(Task inputs):
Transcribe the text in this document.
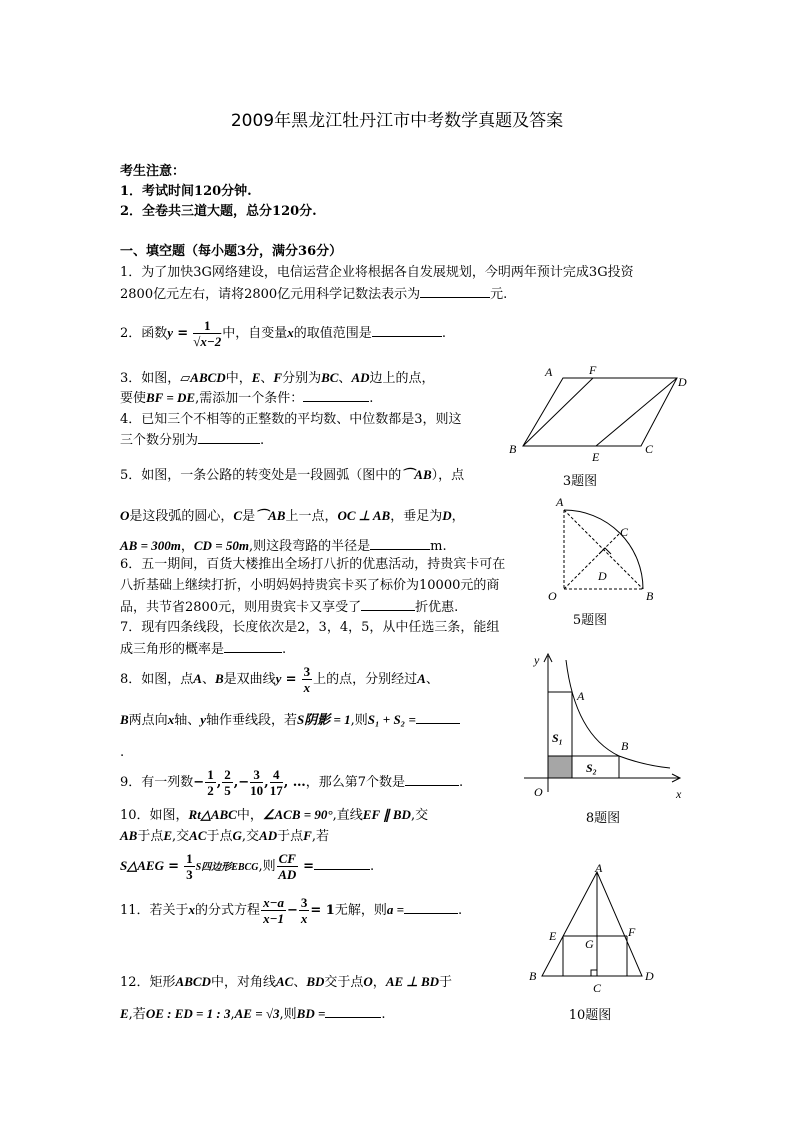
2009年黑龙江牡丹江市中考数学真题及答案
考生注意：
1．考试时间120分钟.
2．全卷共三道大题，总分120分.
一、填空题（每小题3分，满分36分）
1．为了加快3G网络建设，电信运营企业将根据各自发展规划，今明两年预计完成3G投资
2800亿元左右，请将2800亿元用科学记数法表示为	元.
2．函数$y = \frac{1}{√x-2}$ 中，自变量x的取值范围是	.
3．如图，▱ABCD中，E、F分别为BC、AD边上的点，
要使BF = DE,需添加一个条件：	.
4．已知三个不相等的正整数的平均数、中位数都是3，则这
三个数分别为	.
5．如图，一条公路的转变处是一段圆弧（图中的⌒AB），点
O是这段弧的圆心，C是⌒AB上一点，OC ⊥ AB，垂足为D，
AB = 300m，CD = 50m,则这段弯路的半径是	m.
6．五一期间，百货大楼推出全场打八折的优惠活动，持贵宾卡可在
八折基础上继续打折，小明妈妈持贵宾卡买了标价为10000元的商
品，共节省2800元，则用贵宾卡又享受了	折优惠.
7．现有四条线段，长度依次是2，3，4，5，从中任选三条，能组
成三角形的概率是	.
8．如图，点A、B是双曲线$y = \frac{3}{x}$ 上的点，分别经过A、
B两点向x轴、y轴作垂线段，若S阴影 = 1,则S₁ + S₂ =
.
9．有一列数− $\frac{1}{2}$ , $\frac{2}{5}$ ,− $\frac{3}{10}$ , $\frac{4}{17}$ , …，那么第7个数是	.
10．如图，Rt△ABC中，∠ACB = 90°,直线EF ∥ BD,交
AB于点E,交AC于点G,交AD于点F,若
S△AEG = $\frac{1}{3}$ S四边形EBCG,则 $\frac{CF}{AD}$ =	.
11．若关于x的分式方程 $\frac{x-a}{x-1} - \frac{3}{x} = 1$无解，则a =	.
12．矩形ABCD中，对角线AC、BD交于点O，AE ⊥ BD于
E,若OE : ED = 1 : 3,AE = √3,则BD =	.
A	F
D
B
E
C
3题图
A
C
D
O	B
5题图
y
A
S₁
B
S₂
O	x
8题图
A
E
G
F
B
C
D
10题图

---

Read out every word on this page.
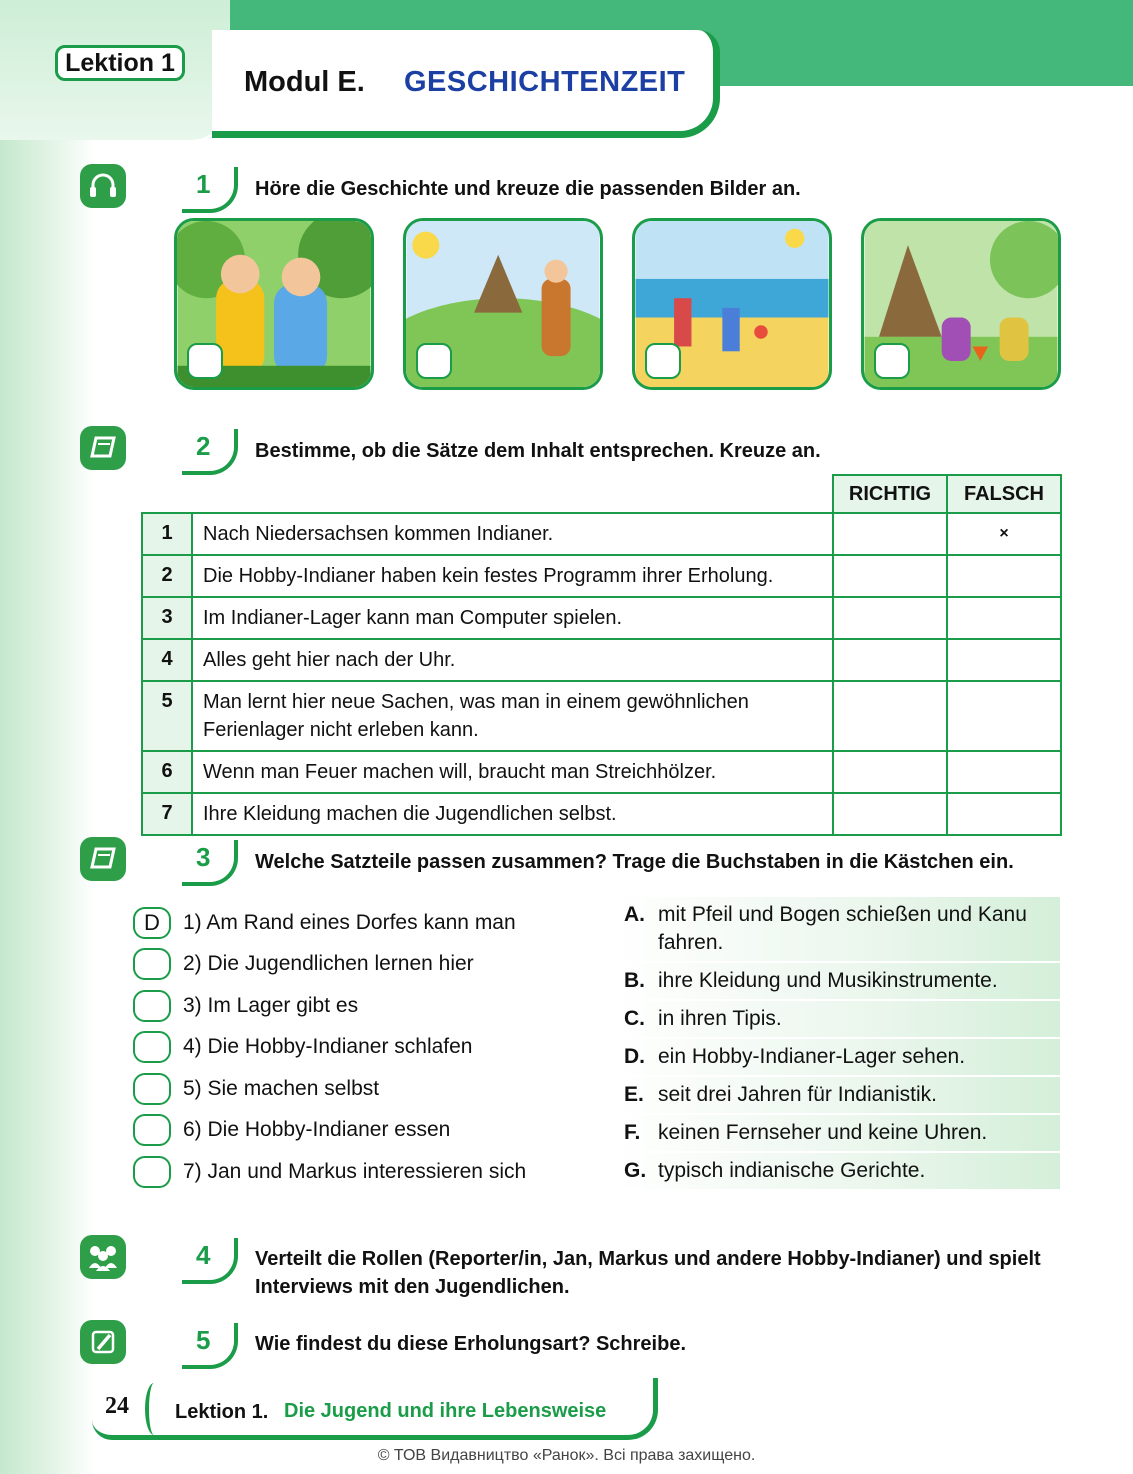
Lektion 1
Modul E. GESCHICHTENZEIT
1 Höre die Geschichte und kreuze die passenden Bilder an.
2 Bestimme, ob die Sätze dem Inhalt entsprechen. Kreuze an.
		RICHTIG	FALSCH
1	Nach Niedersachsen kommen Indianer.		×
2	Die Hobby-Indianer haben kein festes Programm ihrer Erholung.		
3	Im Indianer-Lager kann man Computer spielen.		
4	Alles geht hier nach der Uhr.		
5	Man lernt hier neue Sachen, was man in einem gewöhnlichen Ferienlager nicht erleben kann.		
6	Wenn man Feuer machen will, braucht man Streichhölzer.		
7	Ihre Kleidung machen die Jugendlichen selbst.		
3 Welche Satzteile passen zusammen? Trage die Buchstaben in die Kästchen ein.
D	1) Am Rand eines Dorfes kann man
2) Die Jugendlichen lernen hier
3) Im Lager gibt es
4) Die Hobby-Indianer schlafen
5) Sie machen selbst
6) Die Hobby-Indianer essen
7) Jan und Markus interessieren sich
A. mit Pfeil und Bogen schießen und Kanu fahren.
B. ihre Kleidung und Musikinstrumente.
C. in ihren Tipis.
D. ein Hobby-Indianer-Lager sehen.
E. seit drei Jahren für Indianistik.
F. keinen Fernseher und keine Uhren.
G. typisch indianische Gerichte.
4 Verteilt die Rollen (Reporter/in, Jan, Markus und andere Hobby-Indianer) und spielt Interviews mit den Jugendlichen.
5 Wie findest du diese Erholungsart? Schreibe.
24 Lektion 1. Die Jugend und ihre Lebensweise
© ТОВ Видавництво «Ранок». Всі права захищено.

* * *

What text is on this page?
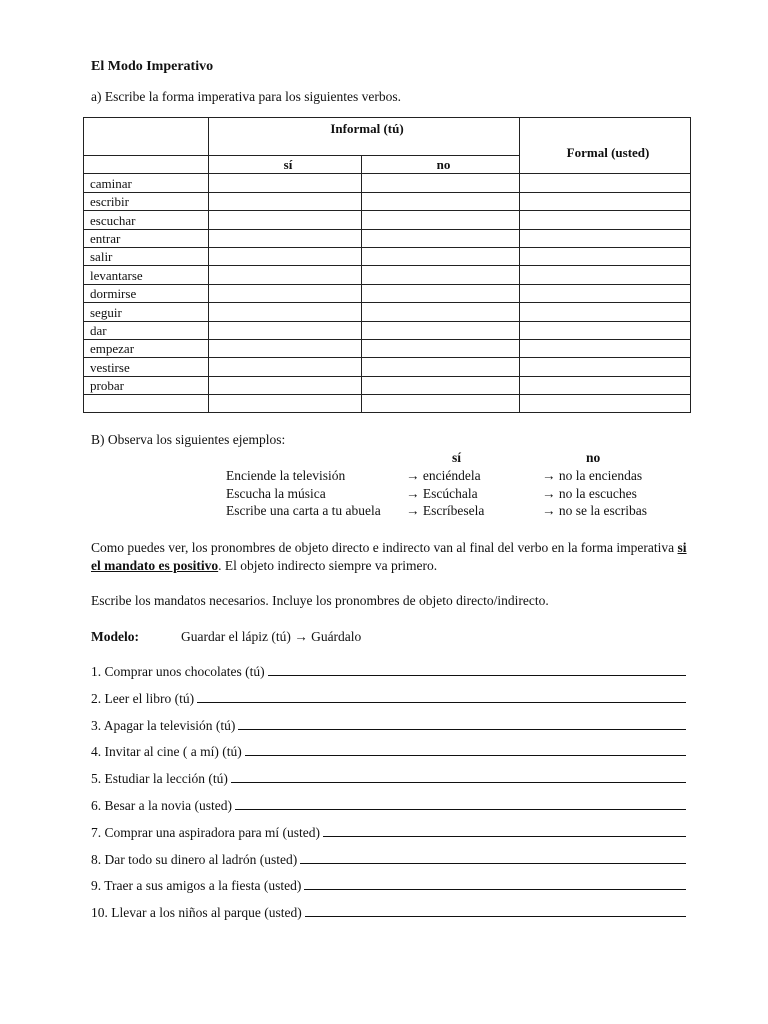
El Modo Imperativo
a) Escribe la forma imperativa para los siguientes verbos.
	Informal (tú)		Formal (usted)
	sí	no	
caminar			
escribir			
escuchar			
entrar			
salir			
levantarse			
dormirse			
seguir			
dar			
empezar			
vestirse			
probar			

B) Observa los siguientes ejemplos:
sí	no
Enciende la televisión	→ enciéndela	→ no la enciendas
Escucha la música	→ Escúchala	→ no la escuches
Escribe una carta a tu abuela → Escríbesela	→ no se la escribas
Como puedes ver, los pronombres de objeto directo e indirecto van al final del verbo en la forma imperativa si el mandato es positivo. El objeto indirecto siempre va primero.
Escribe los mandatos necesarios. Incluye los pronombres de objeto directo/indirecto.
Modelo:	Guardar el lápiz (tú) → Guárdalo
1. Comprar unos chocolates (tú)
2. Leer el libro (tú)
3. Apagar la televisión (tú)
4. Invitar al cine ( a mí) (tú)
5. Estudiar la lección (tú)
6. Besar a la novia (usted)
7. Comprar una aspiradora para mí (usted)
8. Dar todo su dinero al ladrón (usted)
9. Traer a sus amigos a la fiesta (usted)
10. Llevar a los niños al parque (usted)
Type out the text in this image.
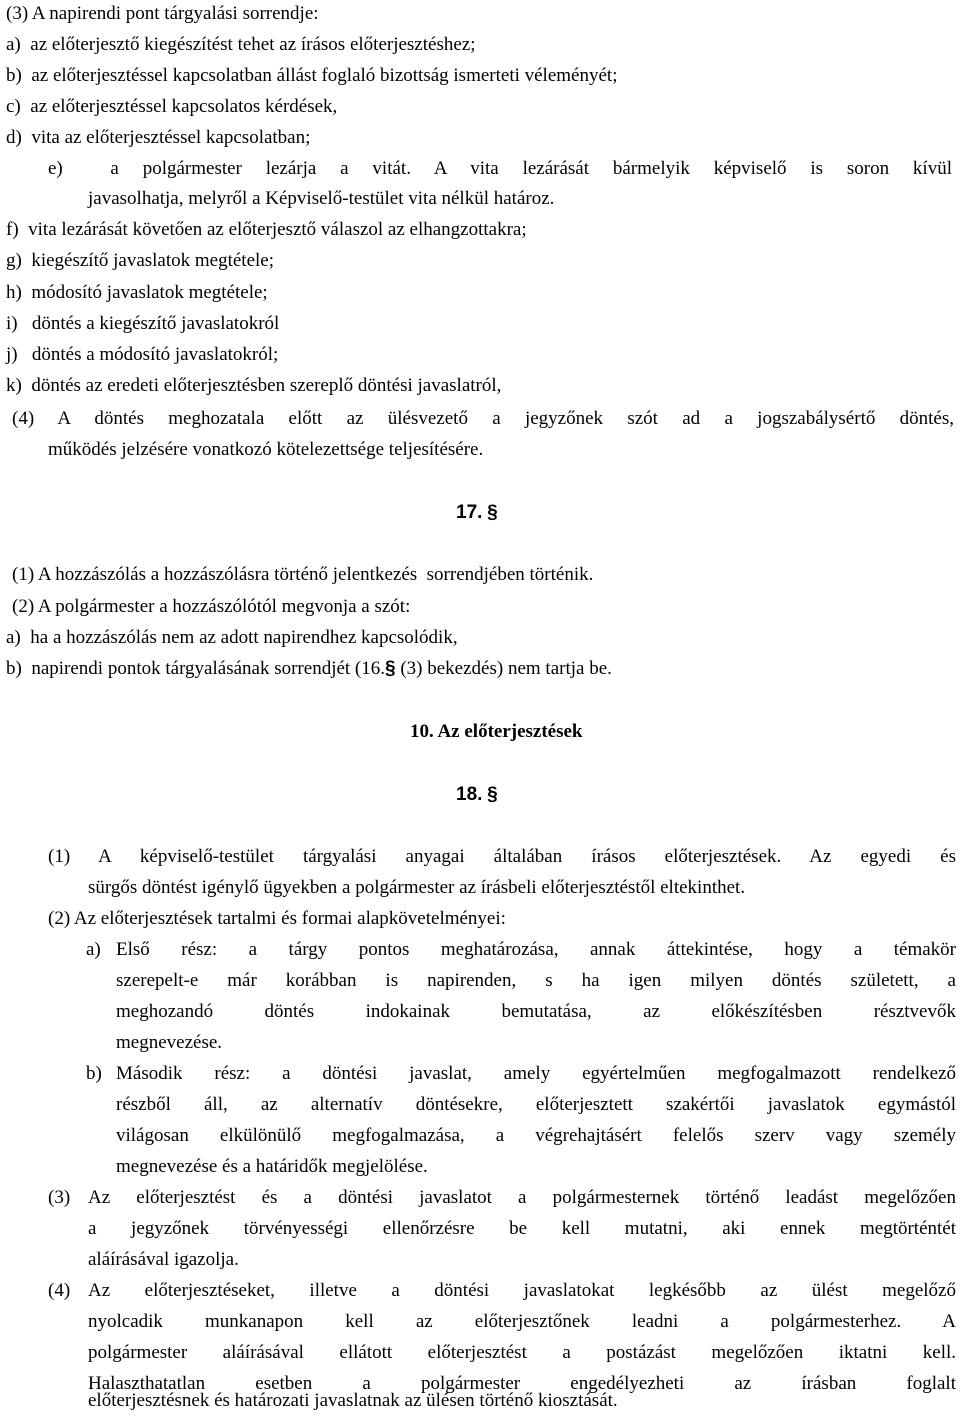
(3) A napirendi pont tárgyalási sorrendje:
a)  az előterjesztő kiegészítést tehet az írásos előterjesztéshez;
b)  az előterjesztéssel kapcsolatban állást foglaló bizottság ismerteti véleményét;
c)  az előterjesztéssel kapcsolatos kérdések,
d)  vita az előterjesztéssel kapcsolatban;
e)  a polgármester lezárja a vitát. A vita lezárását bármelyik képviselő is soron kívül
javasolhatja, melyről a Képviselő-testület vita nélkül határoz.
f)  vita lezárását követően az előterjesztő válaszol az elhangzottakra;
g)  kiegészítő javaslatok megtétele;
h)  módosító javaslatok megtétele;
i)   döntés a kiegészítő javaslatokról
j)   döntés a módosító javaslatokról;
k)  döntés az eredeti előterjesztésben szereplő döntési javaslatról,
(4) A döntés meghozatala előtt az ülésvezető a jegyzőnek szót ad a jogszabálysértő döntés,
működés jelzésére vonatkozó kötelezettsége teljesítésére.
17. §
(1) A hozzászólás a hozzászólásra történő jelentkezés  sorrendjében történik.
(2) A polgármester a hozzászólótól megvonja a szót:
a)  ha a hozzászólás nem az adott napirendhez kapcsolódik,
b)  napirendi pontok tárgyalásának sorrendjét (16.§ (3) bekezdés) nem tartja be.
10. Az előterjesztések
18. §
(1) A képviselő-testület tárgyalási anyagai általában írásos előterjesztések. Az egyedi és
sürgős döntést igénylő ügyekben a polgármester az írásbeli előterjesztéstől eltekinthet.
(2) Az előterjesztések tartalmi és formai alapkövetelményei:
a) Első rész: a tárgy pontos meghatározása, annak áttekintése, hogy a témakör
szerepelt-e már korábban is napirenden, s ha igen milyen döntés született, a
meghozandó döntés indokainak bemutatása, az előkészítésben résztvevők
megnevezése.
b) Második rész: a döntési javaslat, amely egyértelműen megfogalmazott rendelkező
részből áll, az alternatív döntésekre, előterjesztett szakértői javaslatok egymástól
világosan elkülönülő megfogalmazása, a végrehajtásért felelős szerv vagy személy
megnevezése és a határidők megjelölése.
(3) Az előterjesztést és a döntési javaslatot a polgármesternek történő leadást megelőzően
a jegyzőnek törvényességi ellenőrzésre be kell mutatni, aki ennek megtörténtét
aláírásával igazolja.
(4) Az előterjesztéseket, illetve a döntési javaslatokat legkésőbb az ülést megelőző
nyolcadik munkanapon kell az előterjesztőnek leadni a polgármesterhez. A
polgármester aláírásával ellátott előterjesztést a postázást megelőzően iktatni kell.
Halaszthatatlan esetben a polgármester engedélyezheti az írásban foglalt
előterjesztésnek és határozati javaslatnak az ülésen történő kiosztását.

(Objective):
Gather every line from the entries above where the word "megnevezése" appears, and copy them.

(Expected answer):
megnevezése.
megnevezése és a határidők megjelölése.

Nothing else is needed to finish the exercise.